= TASK INSTRUCTIONS =
Transcribe every line, keeping it exact.

= DATA SUPPLIED =

—————

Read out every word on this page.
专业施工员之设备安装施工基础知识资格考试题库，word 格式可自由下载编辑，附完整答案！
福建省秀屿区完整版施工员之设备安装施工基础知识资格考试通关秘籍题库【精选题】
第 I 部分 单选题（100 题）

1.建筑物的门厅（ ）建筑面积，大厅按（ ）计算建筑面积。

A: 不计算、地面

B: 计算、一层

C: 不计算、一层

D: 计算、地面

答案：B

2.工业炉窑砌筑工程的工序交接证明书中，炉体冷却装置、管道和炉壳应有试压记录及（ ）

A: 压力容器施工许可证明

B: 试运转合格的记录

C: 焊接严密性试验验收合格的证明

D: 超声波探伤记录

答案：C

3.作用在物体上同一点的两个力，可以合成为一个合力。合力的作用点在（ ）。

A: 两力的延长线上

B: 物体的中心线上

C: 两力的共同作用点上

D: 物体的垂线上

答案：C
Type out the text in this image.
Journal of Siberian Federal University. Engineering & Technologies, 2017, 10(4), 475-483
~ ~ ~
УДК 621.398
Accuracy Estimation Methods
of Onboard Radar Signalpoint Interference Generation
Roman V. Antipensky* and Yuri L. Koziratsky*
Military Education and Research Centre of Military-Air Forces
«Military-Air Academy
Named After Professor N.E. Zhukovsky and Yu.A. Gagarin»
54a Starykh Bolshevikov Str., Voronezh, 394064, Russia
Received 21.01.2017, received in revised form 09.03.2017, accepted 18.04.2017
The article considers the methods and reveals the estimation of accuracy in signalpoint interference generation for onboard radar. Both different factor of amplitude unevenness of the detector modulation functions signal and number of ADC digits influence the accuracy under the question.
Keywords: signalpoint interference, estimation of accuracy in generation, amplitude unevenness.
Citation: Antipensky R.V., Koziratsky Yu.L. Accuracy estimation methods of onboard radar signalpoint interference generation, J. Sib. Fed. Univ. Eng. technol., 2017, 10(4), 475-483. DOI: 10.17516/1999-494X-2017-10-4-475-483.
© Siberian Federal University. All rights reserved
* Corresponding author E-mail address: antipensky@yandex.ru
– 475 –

—————

= ANSWER TO THIS PROBLEM =
Read out every word on this page.
专业施工员之设备安装施工基础知识资格考试题库，word 格式可自由下载编辑，附完整答案！
福建省秀屿区完整版施工员之设备安装施工基础知识资格考试通关秘籍题库【精选题】
第 I 部分 单选题（100 题）

1.建筑物的门厅（ ）建筑面积，大厅按（ ）计算建筑面积。

A: 不计算、地面

B: 计算、一层

C: 不计算、一层

D: 计算、地面

答案：B

2.工业炉窑砌筑工程的工序交接证明书中，炉体冷却装置、管道和炉壳应有试压记录及（ ）

A: 压力容器施工许可证明

B: 试运转合格的记录

C: 焊接严密性试验验收合格的证明

D: 超声波探伤记录

答案：C

3.作用在物体上同一点的两个力，可以合成为一个合力。合力的作用点在（ ）。

A: 两力的延长线上

B: 物体的中心线上

C: 两力的共同作用点上

D: 物体的垂线上

答案：C
Type out the text in this image.
Journal of Siberian Federal University. Engineering & Technologies, 2017, 10(4), 475-483
~ ~ ~
УДК 621.398
Accuracy Estimation Methods
of Onboard Radar Signalpoint Interference Generation
Roman V. Antipensky* and Yuri L. Koziratsky*
Military Education and Research Centre of Military-Air Forces
«Military-Air Academy
Named After Professor N.E. Zhukovsky and Yu.A. Gagarin»
54a Starykh Bolshevikov Str., Voronezh, 394064, Russia
Received 21.01.2017, received in revised form 09.03.2017, accepted 18.04.2017
The article considers the methods and reveals the estimation of accuracy in signalpoint interference generation for onboard radar. Both different factor of amplitude unevenness of the detector modulation functions signal and number of ADC digits influence the accuracy under the question.
Keywords: signalpoint interference, estimation of accuracy in generation, amplitude unevenness.
Citation: Antipensky R.V., Koziratsky Yu.L. Accuracy estimation methods of onboard radar signalpoint interference generation, J. Sib. Fed. Univ. Eng. technol., 2017, 10(4), 475-483. DOI: 10.17516/1999-494X-2017-10-4-475-483.
© Siberian Federal University. All rights reserved
* Corresponding author E-mail address: antipensky@yandex.ru
– 475 –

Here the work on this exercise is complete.